_TEXTE EXTRAIT_.
Journal

66e Concours International de Musique de Genève/ quatuor à cordes et chant - Les Quatuors Armida et Hermès 1er Prix ex aequo - Compte-rendu


Ponctualité suisse ? Les délibérations se prolongent bien au-delà de l’horaire prévu pour la proclamation du palmarès du volet quatuor à cordes du 66e Concours International de Musique de Genève, laissant pressentir un résultat inhabituel… La compétition helvétique est en effet réputée pour la fréquente non attribution de son Premier Prix. Une tradition tout à son honneur, dont certains concours - parisiens en particulier qui, du prestige, ne conservent plus hélas que la gloire lointaine des grands interprètes dont ils portent le nom - pourraient salutairement s’inspirer.

« Attendez-vous à des surprises», prévient Miguel da Silva, président du jury, au début de la cérémonie de remise des prix. Le verdict surprend en effet quand on connaît les habitudes du concours genevois, mais lui fait honneur par la cohérence et le souci d’équité – plus, la foncière honnêteté intellectuelle – qu’il traduit.

Compte tenu du niveau général de la compétition (14 formations présentes au départ) et des prestations lors de la finale, le jury a en effet opté pour un 1er Prix ex aequo (la somme de 20 000 FS, initialement prévue, étant attribuée à chacun des deux quatuors ; l’élégance(1) du geste est à saluer en des temps économiquement difficiles) décerné au Quatuor Hermès (France) et au Quatuor Armida (Allemagne). Deux écoles très différentes sont en effet en présence au meilleur niveau ; l’ex aequo reflète ce constat, comme l’explique Miguel da Silva.

_CONSIGNE_.
D'après le compte-rendu, quelle somme chacun des deux quatuors lauréats a-t-il reçue ? Les données présentées ensuite n'ont aucun lien avec le compte-rendu.

_DONNÉES AFFICHÉES_.
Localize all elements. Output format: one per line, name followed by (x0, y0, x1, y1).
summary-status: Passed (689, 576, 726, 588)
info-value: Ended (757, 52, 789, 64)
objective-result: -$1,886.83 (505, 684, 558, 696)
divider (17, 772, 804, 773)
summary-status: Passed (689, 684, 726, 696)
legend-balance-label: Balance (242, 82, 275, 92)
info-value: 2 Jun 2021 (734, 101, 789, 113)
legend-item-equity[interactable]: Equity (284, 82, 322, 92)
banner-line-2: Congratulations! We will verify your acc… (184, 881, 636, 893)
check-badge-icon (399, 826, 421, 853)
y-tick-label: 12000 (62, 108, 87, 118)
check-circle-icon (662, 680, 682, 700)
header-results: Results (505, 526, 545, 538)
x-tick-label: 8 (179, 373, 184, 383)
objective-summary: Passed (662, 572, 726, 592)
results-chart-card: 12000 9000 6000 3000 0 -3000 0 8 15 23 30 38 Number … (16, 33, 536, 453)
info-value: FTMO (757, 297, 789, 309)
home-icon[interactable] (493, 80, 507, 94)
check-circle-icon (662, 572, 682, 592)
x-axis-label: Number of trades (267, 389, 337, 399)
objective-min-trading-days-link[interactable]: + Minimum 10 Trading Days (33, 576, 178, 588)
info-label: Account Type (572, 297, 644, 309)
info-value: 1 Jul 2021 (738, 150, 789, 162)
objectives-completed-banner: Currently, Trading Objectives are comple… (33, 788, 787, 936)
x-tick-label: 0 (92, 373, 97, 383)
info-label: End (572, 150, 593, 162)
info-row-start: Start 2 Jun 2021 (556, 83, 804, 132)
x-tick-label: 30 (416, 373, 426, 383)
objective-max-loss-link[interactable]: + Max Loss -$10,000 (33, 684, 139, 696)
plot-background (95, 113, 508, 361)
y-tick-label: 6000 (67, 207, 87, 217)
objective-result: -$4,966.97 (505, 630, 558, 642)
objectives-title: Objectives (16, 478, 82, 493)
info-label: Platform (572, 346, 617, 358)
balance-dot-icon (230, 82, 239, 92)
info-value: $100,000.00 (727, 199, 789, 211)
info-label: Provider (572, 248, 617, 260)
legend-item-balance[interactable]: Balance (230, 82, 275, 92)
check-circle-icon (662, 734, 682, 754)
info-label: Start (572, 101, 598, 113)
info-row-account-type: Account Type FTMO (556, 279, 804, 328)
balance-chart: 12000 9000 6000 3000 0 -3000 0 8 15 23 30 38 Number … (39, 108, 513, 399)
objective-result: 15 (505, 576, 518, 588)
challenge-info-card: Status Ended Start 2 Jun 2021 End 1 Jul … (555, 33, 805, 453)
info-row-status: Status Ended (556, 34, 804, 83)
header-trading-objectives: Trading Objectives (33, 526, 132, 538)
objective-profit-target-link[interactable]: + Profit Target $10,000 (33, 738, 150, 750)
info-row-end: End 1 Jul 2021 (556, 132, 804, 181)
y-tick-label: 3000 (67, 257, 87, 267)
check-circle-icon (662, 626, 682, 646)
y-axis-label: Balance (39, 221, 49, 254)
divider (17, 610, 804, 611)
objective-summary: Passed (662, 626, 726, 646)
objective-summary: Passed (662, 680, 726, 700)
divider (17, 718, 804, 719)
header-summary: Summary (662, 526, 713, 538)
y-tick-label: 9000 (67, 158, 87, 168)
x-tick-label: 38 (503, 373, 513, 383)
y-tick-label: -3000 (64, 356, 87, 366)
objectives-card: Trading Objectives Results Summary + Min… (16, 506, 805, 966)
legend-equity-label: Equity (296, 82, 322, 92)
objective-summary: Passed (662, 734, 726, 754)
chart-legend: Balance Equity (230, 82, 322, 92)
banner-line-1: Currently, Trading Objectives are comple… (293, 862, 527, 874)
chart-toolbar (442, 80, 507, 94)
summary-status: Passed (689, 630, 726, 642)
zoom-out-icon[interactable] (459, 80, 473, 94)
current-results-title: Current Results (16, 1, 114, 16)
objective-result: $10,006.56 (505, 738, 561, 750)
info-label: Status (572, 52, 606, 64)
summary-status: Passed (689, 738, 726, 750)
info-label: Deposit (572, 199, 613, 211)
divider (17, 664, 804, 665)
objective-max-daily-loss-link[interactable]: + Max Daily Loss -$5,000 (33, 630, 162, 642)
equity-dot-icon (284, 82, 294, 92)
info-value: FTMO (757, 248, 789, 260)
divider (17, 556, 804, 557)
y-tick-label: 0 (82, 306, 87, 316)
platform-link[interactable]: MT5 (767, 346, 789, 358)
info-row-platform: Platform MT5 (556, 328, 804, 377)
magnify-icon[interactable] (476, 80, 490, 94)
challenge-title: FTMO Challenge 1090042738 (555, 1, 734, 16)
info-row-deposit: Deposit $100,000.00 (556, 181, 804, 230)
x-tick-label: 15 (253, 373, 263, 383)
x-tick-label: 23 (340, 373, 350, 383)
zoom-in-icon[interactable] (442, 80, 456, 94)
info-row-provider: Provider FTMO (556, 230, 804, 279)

_RÉPONSE ATTENDUE_.
Chaque quatuor a reçu 20 000 FS.